--- begin Material to process ---

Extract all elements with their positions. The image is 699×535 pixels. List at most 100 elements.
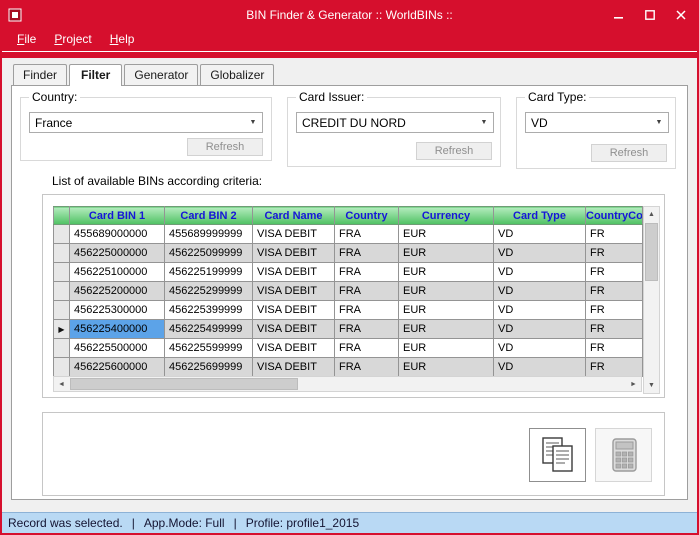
column-header[interactable]: Currency [399, 207, 494, 225]
scroll-right-icon[interactable]: ► [626, 377, 641, 391]
scroll-left-icon[interactable]: ◄ [54, 377, 69, 391]
grid-cell[interactable]: 456225099999 [165, 244, 253, 263]
minimize-icon[interactable] [608, 6, 630, 23]
maximize-icon[interactable] [639, 6, 661, 23]
grid-cell[interactable]: VISA DEBIT [253, 263, 335, 282]
column-header[interactable]: Country [335, 207, 399, 225]
grid-cell[interactable]: VISA DEBIT [253, 320, 335, 339]
tab-globalizer[interactable]: Globalizer [200, 64, 274, 86]
grid-cell[interactable]: VISA DEBIT [253, 282, 335, 301]
column-header[interactable]: Card BIN 2 [165, 207, 253, 225]
grid-cell[interactable]: EUR [399, 301, 494, 320]
row-selector[interactable] [54, 282, 70, 301]
grid-cell[interactable]: FRA [335, 320, 399, 339]
grid-cell[interactable]: VD [494, 225, 586, 244]
row-selector[interactable] [54, 358, 70, 377]
grid-cell[interactable]: VD [494, 282, 586, 301]
card-issuer-combobox[interactable]: CREDIT DU NORD ▼ [296, 112, 494, 133]
grid-cell[interactable]: FR [586, 358, 643, 377]
grid-cell[interactable]: FR [586, 301, 643, 320]
chevron-down-icon[interactable]: ▼ [475, 113, 493, 132]
grid-cell[interactable]: 456225299999 [165, 282, 253, 301]
grid-cell[interactable]: EUR [399, 320, 494, 339]
grid-cell[interactable]: EUR [399, 282, 494, 301]
close-icon[interactable] [670, 6, 692, 23]
column-header[interactable]: Card Type [494, 207, 586, 225]
grid-cell[interactable]: VISA DEBIT [253, 358, 335, 377]
grid-cell[interactable]: EUR [399, 225, 494, 244]
chevron-down-icon[interactable]: ▼ [244, 113, 262, 132]
grid-cell[interactable]: EUR [399, 358, 494, 377]
grid-cell[interactable]: 456225399999 [165, 301, 253, 320]
grid-cell[interactable]: 455689999999 [165, 225, 253, 244]
grid-cell[interactable]: FRA [335, 358, 399, 377]
card-type-combobox[interactable]: VD ▼ [525, 112, 669, 133]
tab-filter[interactable]: Filter [69, 64, 122, 86]
tab-finder[interactable]: Finder [13, 64, 67, 86]
grid-cell[interactable]: 456225500000 [70, 339, 165, 358]
grid-cell[interactable]: VISA DEBIT [253, 339, 335, 358]
scroll-up-icon[interactable]: ▲ [644, 207, 659, 222]
card-type-refresh-button[interactable]: Refresh [591, 144, 667, 162]
grid-cell[interactable]: 456225600000 [70, 358, 165, 377]
row-selector[interactable] [54, 263, 70, 282]
grid-cell[interactable]: FR [586, 282, 643, 301]
menu-file[interactable]: File [8, 30, 45, 48]
grid-cell[interactable]: FRA [335, 282, 399, 301]
grid-cell[interactable]: FRA [335, 339, 399, 358]
grid-cell[interactable]: VD [494, 244, 586, 263]
column-header[interactable]: Card Name [253, 207, 335, 225]
grid-cell[interactable]: EUR [399, 244, 494, 263]
country-refresh-button[interactable]: Refresh [187, 138, 263, 156]
grid-cell[interactable]: 456225599999 [165, 339, 253, 358]
grid-cell[interactable]: EUR [399, 263, 494, 282]
column-header[interactable]: CountryCod [586, 207, 643, 225]
grid-cell[interactable]: VD [494, 263, 586, 282]
grid-cell[interactable]: 456225000000 [70, 244, 165, 263]
row-selector[interactable] [54, 339, 70, 358]
grid-cell[interactable]: VD [494, 339, 586, 358]
vertical-scroll-thumb[interactable] [645, 223, 658, 281]
grid-cell[interactable]: VISA DEBIT [253, 301, 335, 320]
grid-cell[interactable]: FR [586, 320, 643, 339]
column-header[interactable]: Card BIN 1 [70, 207, 165, 225]
row-selector[interactable] [54, 225, 70, 244]
grid-cell[interactable]: VD [494, 358, 586, 377]
menu-project[interactable]: Project [45, 30, 100, 48]
calculator-button[interactable] [595, 428, 652, 482]
copy-documents-button[interactable] [529, 428, 586, 482]
grid-cell[interactable]: 456225200000 [70, 282, 165, 301]
grid-cell[interactable]: 456225499999 [165, 320, 253, 339]
grid-cell[interactable]: FR [586, 339, 643, 358]
grid-cell[interactable]: FR [586, 263, 643, 282]
grid-cell[interactable]: FRA [335, 225, 399, 244]
horizontal-scrollbar[interactable]: ◄ ► [53, 376, 642, 392]
row-selector[interactable] [54, 244, 70, 263]
grid-cell[interactable]: EUR [399, 339, 494, 358]
vertical-scrollbar[interactable]: ▲ ▼ [643, 206, 660, 394]
grid-cell[interactable]: FR [586, 225, 643, 244]
horizontal-scroll-thumb[interactable] [70, 378, 298, 390]
grid-cell[interactable]: 456225199999 [165, 263, 253, 282]
grid-cell[interactable]: VISA DEBIT [253, 244, 335, 263]
row-selector-header[interactable] [54, 207, 70, 225]
scroll-down-icon[interactable]: ▼ [644, 378, 659, 393]
grid-cell[interactable]: FR [586, 244, 643, 263]
menu-help[interactable]: Help [101, 30, 144, 48]
grid-cell[interactable]: FRA [335, 301, 399, 320]
card-issuer-refresh-button[interactable]: Refresh [416, 142, 492, 160]
current-row-arrow-icon[interactable]: ▶ [54, 320, 70, 339]
tab-generator[interactable]: Generator [124, 64, 198, 86]
grid-cell[interactable]: 456225300000 [70, 301, 165, 320]
grid-cell[interactable]: FRA [335, 263, 399, 282]
grid-cell[interactable]: 456225400000 [70, 320, 165, 339]
grid-cell[interactable]: 455689000000 [70, 225, 165, 244]
grid-cell[interactable]: VISA DEBIT [253, 225, 335, 244]
grid-cell[interactable]: 456225100000 [70, 263, 165, 282]
grid-cell[interactable]: FRA [335, 244, 399, 263]
grid-cell[interactable]: VD [494, 301, 586, 320]
grid-cell[interactable]: 456225699999 [165, 358, 253, 377]
row-selector[interactable] [54, 301, 70, 320]
grid-cell[interactable]: VD [494, 320, 586, 339]
country-combobox[interactable]: France ▼ [29, 112, 263, 133]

--- end Material to process ---

▶ Exercise instructions
Update the data by replacing every instance of "VISA DEBIT" with "MASTERCARD DEBIT" and leaving all else unchanged. Omit the picture from the answer.

▶ Problem solution
Extract all elements with their positions. The image is 699×535 pixels. List at most 100 elements.
column-header[interactable]: Currency [399, 207, 494, 225]
scroll-right-icon[interactable]: ► [626, 377, 641, 391]
scroll-left-icon[interactable]: ◄ [54, 377, 69, 391]
grid-cell[interactable]: 456225099999 [165, 244, 253, 263]
minimize-icon[interactable] [608, 6, 630, 23]
maximize-icon[interactable] [639, 6, 661, 23]
grid-cell[interactable]: MASTERCARD DEBIT [253, 263, 335, 282]
column-header[interactable]: Country [335, 207, 399, 225]
grid-cell[interactable]: MASTERCARD DEBIT [253, 320, 335, 339]
tab-globalizer[interactable]: Globalizer [200, 64, 274, 86]
grid-cell[interactable]: MASTERCARD DEBIT [253, 282, 335, 301]
column-header[interactable]: Card BIN 2 [165, 207, 253, 225]
grid-cell[interactable]: EUR [399, 301, 494, 320]
row-selector[interactable] [54, 282, 70, 301]
grid-cell[interactable]: FRA [335, 320, 399, 339]
grid-cell[interactable]: VD [494, 225, 586, 244]
row-selector[interactable] [54, 358, 70, 377]
grid-cell[interactable]: VD [494, 282, 586, 301]
card-issuer-combobox[interactable]: CREDIT DU NORD ▼ [296, 112, 494, 133]
grid-cell[interactable]: FR [586, 358, 643, 377]
grid-cell[interactable]: FR [586, 301, 643, 320]
chevron-down-icon[interactable]: ▼ [475, 113, 493, 132]
grid-cell[interactable]: 456225299999 [165, 282, 253, 301]
grid-cell[interactable]: EUR [399, 320, 494, 339]
grid-cell[interactable]: EUR [399, 282, 494, 301]
close-icon[interactable] [670, 6, 692, 23]
column-header[interactable]: Card Type [494, 207, 586, 225]
grid-cell[interactable]: MASTERCARD DEBIT [253, 358, 335, 377]
grid-cell[interactable]: EUR [399, 225, 494, 244]
chevron-down-icon[interactable]: ▼ [244, 113, 262, 132]
grid-cell[interactable]: EUR [399, 358, 494, 377]
grid-cell[interactable]: 456225399999 [165, 301, 253, 320]
grid-cell[interactable]: 455689999999 [165, 225, 253, 244]
grid-cell[interactable]: FRA [335, 358, 399, 377]
card-type-combobox[interactable]: VD ▼ [525, 112, 669, 133]
tab-filter[interactable]: Filter [69, 64, 122, 86]
tab-finder[interactable]: Finder [13, 64, 67, 86]
grid-cell[interactable]: 456225500000 [70, 339, 165, 358]
grid-cell[interactable]: MASTERCARD DEBIT [253, 339, 335, 358]
scroll-up-icon[interactable]: ▲ [644, 207, 659, 222]
card-type-refresh-button[interactable]: Refresh [591, 144, 667, 162]
grid-cell[interactable]: 456225600000 [70, 358, 165, 377]
row-selector[interactable] [54, 263, 70, 282]
grid-cell[interactable]: FR [586, 282, 643, 301]
menu-file[interactable]: File [8, 30, 45, 48]
grid-cell[interactable]: FRA [335, 282, 399, 301]
grid-cell[interactable]: FRA [335, 339, 399, 358]
grid-cell[interactable]: VD [494, 244, 586, 263]
column-header[interactable]: Card Name [253, 207, 335, 225]
grid-cell[interactable]: EUR [399, 244, 494, 263]
country-refresh-button[interactable]: Refresh [187, 138, 263, 156]
grid-cell[interactable]: 456225599999 [165, 339, 253, 358]
grid-cell[interactable]: EUR [399, 263, 494, 282]
column-header[interactable]: CountryCod [586, 207, 643, 225]
grid-cell[interactable]: VD [494, 263, 586, 282]
grid-cell[interactable]: 456225000000 [70, 244, 165, 263]
row-selector[interactable] [54, 339, 70, 358]
grid-cell[interactable]: VD [494, 339, 586, 358]
vertical-scroll-thumb[interactable] [645, 223, 658, 281]
grid-cell[interactable]: MASTERCARD DEBIT [253, 301, 335, 320]
grid-cell[interactable]: FR [586, 320, 643, 339]
column-header[interactable]: Card BIN 1 [70, 207, 165, 225]
row-selector[interactable] [54, 225, 70, 244]
grid-cell[interactable]: VD [494, 358, 586, 377]
menu-project[interactable]: Project [45, 30, 100, 48]
calculator-button[interactable] [595, 428, 652, 482]
copy-documents-button[interactable] [529, 428, 586, 482]
grid-cell[interactable]: 456225200000 [70, 282, 165, 301]
grid-cell[interactable]: 456225499999 [165, 320, 253, 339]
grid-cell[interactable]: FR [586, 339, 643, 358]
grid-cell[interactable]: FR [586, 263, 643, 282]
grid-cell[interactable]: FRA [335, 225, 399, 244]
horizontal-scrollbar[interactable]: ◄ ► [53, 376, 642, 392]
row-selector[interactable] [54, 244, 70, 263]
grid-cell[interactable]: EUR [399, 339, 494, 358]
vertical-scrollbar[interactable]: ▲ ▼ [643, 206, 660, 394]
grid-cell[interactable]: FR [586, 225, 643, 244]
horizontal-scroll-thumb[interactable] [70, 378, 298, 390]
grid-cell[interactable]: 456225199999 [165, 263, 253, 282]
grid-cell[interactable]: MASTERCARD DEBIT [253, 244, 335, 263]
row-selector-header[interactable] [54, 207, 70, 225]
scroll-down-icon[interactable]: ▼ [644, 378, 659, 393]
grid-cell[interactable]: FR [586, 244, 643, 263]
menu-help[interactable]: Help [101, 30, 144, 48]
grid-cell[interactable]: FRA [335, 301, 399, 320]
card-issuer-refresh-button[interactable]: Refresh [416, 142, 492, 160]
current-row-arrow-icon[interactable]: ▶ [54, 320, 70, 339]
tab-generator[interactable]: Generator [124, 64, 198, 86]
grid-cell[interactable]: 456225300000 [70, 301, 165, 320]
grid-cell[interactable]: FRA [335, 263, 399, 282]
grid-cell[interactable]: 456225400000 [70, 320, 165, 339]
grid-cell[interactable]: 455689000000 [70, 225, 165, 244]
grid-cell[interactable]: MASTERCARD DEBIT [253, 225, 335, 244]
grid-cell[interactable]: 456225100000 [70, 263, 165, 282]
grid-cell[interactable]: FRA [335, 244, 399, 263]
grid-cell[interactable]: VD [494, 301, 586, 320]
grid-cell[interactable]: 456225699999 [165, 358, 253, 377]
row-selector[interactable] [54, 301, 70, 320]
grid-cell[interactable]: VD [494, 320, 586, 339]
country-combobox[interactable]: France ▼ [29, 112, 263, 133]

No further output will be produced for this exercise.